Work required ▸ Search the listing for "Officier" and copy every line where it appears.

Material provided ▸
########################################

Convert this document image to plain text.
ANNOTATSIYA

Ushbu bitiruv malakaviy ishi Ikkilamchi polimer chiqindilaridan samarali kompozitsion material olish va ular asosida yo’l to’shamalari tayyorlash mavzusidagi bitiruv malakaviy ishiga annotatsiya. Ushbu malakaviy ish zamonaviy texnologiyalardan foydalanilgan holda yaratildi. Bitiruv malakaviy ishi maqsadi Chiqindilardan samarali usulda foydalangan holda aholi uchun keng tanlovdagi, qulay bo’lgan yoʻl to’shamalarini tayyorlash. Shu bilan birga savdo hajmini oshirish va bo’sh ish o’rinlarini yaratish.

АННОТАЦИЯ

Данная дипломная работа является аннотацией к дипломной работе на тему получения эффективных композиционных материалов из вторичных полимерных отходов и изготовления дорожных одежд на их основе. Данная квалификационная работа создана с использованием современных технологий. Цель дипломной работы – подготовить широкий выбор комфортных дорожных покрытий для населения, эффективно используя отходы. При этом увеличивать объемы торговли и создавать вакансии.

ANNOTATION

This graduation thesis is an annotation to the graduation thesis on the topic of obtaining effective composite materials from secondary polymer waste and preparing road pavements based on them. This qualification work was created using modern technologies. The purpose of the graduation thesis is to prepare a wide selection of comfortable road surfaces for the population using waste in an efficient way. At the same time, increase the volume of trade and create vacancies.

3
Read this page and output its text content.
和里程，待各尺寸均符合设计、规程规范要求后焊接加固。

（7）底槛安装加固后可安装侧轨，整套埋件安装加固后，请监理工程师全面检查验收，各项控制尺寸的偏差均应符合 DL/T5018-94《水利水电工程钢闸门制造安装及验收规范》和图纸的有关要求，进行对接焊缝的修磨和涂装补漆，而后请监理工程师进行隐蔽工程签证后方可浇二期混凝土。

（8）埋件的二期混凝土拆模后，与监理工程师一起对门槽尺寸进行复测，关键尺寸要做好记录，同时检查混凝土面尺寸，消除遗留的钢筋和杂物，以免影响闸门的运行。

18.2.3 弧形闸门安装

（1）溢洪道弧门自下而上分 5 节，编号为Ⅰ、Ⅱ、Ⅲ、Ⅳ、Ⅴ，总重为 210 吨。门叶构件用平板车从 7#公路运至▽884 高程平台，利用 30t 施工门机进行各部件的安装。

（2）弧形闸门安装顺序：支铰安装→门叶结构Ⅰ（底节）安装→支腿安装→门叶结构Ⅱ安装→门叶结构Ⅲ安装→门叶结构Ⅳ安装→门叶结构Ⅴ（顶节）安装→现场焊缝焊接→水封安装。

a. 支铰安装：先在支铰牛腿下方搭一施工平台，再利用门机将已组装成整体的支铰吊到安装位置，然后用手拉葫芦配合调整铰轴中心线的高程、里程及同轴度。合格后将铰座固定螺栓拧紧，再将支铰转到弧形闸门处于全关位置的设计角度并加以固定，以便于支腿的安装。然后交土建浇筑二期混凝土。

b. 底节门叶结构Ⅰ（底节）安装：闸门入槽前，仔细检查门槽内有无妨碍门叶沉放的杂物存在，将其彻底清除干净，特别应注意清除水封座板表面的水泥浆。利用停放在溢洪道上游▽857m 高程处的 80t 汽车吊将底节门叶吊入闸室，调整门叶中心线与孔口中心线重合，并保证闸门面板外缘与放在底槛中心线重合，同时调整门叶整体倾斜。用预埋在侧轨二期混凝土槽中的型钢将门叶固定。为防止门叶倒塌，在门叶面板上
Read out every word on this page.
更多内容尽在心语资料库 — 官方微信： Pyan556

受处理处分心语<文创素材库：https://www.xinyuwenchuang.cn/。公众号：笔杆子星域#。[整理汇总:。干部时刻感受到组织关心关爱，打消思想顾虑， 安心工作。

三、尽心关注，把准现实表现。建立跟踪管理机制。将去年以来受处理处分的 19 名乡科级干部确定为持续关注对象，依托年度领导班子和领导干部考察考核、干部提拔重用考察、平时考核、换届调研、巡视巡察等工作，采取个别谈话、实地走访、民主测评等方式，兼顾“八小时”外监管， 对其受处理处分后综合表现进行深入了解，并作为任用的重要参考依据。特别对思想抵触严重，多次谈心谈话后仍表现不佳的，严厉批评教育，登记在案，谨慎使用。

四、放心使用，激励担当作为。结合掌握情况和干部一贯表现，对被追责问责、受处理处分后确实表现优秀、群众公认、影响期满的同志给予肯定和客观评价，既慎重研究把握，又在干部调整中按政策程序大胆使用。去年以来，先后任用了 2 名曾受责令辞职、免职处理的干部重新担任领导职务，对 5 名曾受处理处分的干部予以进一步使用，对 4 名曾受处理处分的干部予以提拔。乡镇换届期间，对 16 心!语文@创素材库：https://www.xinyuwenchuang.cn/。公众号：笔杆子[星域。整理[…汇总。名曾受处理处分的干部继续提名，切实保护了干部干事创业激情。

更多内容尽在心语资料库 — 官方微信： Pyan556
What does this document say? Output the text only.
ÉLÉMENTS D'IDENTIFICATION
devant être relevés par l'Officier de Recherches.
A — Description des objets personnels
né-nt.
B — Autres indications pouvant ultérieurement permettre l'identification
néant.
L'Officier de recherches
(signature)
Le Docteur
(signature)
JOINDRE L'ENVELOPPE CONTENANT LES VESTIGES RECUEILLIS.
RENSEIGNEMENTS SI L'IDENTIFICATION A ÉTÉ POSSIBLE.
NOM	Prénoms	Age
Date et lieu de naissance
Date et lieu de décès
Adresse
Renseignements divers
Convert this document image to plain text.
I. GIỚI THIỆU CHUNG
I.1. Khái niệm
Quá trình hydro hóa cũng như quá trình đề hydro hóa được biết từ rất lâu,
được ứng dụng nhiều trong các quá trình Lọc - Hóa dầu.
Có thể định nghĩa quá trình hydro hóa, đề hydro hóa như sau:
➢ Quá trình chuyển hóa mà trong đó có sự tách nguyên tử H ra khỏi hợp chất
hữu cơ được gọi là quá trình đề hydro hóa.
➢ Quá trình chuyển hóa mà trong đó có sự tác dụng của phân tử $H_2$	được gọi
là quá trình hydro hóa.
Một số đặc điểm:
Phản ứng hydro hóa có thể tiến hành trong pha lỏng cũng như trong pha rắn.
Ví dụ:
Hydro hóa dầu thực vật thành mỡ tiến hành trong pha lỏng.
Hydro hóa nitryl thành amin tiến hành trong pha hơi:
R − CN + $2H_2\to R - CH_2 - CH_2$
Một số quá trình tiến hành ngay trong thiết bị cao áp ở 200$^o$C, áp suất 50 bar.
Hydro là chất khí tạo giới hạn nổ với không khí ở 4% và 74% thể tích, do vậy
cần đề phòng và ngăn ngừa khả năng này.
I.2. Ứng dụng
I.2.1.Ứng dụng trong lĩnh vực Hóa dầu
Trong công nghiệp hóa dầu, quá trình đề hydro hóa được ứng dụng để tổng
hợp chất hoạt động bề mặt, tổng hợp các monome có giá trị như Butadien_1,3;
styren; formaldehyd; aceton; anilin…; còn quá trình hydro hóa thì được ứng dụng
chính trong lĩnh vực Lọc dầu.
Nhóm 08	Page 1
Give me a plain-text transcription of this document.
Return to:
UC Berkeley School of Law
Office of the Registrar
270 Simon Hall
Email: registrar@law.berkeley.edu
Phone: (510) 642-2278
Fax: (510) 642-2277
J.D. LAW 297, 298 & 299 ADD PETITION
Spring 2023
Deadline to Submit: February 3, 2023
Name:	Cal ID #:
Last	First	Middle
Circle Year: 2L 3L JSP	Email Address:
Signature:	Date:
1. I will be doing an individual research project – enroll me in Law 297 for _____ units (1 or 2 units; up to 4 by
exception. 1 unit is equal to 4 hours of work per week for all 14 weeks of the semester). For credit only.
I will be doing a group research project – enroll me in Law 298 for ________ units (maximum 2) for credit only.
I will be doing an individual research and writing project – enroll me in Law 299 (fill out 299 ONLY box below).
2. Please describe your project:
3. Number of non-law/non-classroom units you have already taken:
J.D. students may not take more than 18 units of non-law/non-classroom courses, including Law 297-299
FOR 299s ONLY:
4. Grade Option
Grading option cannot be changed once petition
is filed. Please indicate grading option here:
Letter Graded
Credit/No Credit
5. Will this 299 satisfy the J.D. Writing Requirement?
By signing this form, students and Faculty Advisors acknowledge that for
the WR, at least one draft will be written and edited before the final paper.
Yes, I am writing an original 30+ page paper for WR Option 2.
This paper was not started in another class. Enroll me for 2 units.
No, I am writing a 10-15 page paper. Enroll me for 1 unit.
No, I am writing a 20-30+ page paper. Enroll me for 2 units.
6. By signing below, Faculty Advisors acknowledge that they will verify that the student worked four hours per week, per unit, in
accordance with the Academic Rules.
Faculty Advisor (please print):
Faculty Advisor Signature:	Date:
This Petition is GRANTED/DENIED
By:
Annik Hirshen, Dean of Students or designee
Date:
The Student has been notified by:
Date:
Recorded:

########################################

Answer for the task ▸
devant être relevés par l'Officier de Recherches.
L'Officier de recherches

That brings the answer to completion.